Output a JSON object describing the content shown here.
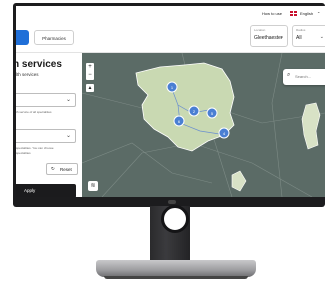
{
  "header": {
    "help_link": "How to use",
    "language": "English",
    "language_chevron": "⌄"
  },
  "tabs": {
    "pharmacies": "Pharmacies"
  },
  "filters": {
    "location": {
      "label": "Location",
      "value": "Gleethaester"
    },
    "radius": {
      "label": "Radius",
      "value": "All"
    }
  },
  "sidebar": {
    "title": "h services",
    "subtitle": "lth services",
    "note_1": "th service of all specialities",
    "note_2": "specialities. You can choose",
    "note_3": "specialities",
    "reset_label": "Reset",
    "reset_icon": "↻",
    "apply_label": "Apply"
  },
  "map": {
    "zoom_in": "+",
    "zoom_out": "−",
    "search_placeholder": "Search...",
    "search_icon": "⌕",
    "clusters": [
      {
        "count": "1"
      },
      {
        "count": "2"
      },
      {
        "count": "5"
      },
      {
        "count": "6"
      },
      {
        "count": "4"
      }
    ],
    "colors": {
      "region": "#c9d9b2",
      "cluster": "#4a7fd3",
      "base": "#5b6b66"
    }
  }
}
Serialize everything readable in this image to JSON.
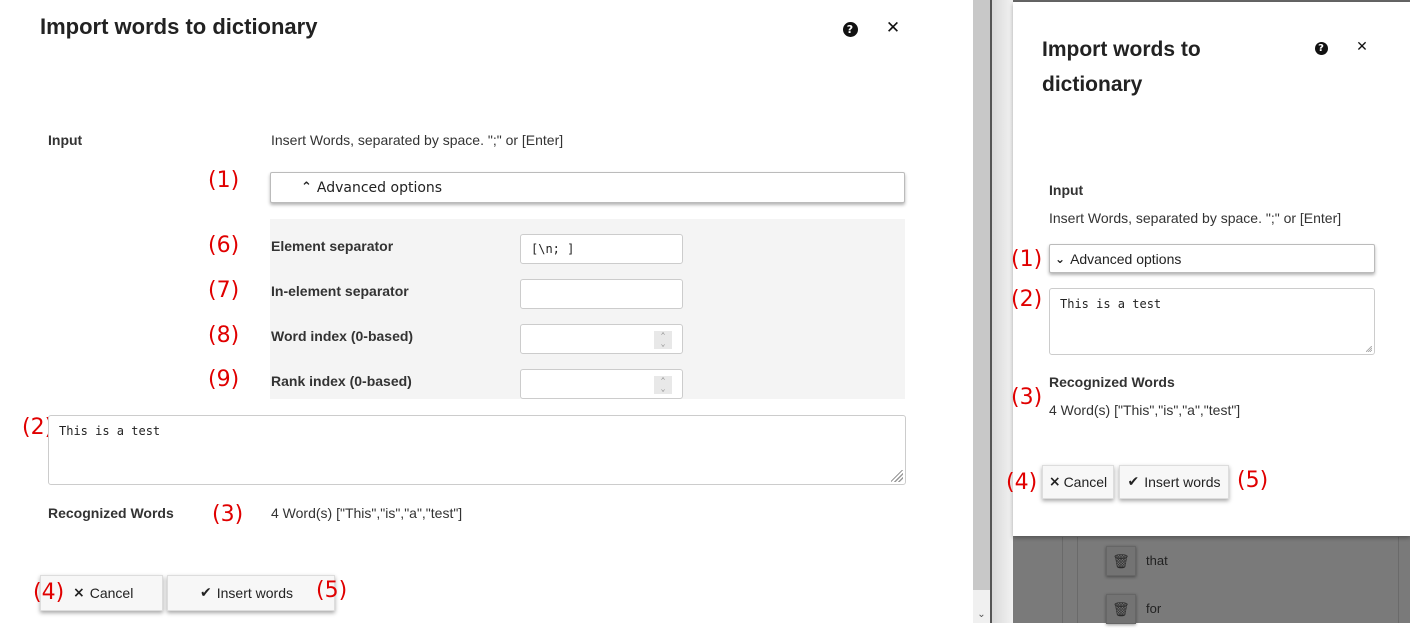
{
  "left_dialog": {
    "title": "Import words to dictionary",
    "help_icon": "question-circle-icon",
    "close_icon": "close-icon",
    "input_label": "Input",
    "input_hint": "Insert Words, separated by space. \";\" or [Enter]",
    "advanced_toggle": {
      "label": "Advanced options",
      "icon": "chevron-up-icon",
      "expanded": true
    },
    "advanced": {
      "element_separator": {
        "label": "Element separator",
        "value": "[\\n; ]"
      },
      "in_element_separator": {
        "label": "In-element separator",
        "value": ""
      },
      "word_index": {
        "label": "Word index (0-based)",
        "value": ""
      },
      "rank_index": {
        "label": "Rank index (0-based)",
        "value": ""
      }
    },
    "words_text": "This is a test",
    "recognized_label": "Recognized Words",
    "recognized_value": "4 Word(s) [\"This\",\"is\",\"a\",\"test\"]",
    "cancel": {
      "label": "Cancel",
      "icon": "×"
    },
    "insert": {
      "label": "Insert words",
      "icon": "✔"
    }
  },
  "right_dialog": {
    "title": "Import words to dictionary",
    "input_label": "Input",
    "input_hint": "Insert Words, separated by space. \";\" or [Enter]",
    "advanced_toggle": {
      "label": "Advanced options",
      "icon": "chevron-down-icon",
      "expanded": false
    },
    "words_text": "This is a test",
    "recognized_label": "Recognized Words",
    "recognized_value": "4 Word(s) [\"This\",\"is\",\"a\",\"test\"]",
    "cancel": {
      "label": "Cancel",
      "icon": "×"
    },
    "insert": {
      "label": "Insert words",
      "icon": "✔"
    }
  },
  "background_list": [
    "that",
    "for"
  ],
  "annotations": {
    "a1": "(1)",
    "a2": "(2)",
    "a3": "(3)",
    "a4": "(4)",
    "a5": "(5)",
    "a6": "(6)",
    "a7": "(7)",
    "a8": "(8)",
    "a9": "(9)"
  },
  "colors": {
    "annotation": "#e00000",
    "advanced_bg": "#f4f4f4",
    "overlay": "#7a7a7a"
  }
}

What to do:
The data should be printed again unchanged; leave its pictures out.

The answer:
Output a JSON object describing the content shown here.
{
  "header": {
    "help_link": "How to use",
    "language": "English",
    "language_chevron": "⌄"
  },
  "tabs": {
    "pharmacies": "Pharmacies"
  },
  "filters": {
    "location": {
      "label": "Location",
      "value": "Gleethaester"
    },
    "radius": {
      "label": "Radius",
      "value": "All"
    }
  },
  "sidebar": {
    "title": "h services",
    "subtitle": "lth services",
    "note_1": "th service of all specialities",
    "note_2": "specialities. You can choose",
    "note_3": "specialities",
    "reset_label": "Reset",
    "reset_icon": "↻",
    "apply_label": "Apply"
  },
  "map": {
    "zoom_in": "+",
    "zoom_out": "−",
    "search_placeholder": "Search...",
    "search_icon": "⌕",
    "clusters": [
      {
        "count": "1"
      },
      {
        "count": "2"
      },
      {
        "count": "5"
      },
      {
        "count": "6"
      },
      {
        "count": "4"
      }
    ],
    "colors": {
      "region": "#c9d9b2",
      "cluster": "#4a7fd3",
      "base": "#5b6b66"
    }
  }
}
Serialize everything readable in this image to JSON.
{
  "left_dialog": {
    "title": "Import words to dictionary",
    "help_icon": "question-circle-icon",
    "close_icon": "close-icon",
    "input_label": "Input",
    "input_hint": "Insert Words, separated by space. \";\" or [Enter]",
    "advanced_toggle": {
      "label": "Advanced options",
      "icon": "chevron-up-icon",
      "expanded": true
    },
    "advanced": {
      "element_separator": {
        "label": "Element separator",
        "value": "[\\n; ]"
      },
      "in_element_separator": {
        "label": "In-element separator",
        "value": ""
      },
      "word_index": {
        "label": "Word index (0-based)",
        "value": ""
      },
      "rank_index": {
        "label": "Rank index (0-based)",
        "value": ""
      }
    },
    "words_text": "This is a test",
    "recognized_label": "Recognized Words",
    "recognized_value": "4 Word(s) [\"This\",\"is\",\"a\",\"test\"]",
    "cancel": {
      "label": "Cancel",
      "icon": "×"
    },
    "insert": {
      "label": "Insert words",
      "icon": "✔"
    }
  },
  "right_dialog": {
    "title": "Import words to dictionary",
    "input_label": "Input",
    "input_hint": "Insert Words, separated by space. \";\" or [Enter]",
    "advanced_toggle": {
      "label": "Advanced options",
      "icon": "chevron-down-icon",
      "expanded": false
    },
    "words_text": "This is a test",
    "recognized_label": "Recognized Words",
    "recognized_value": "4 Word(s) [\"This\",\"is\",\"a\",\"test\"]",
    "cancel": {
      "label": "Cancel",
      "icon": "×"
    },
    "insert": {
      "label": "Insert words",
      "icon": "✔"
    }
  },
  "background_list": [
    "that",
    "for"
  ],
  "annotations": {
    "a1": "(1)",
    "a2": "(2)",
    "a3": "(3)",
    "a4": "(4)",
    "a5": "(5)",
    "a6": "(6)",
    "a7": "(7)",
    "a8": "(8)",
    "a9": "(9)"
  },
  "colors": {
    "annotation": "#e00000",
    "advanced_bg": "#f4f4f4",
    "overlay": "#7a7a7a"
  }
}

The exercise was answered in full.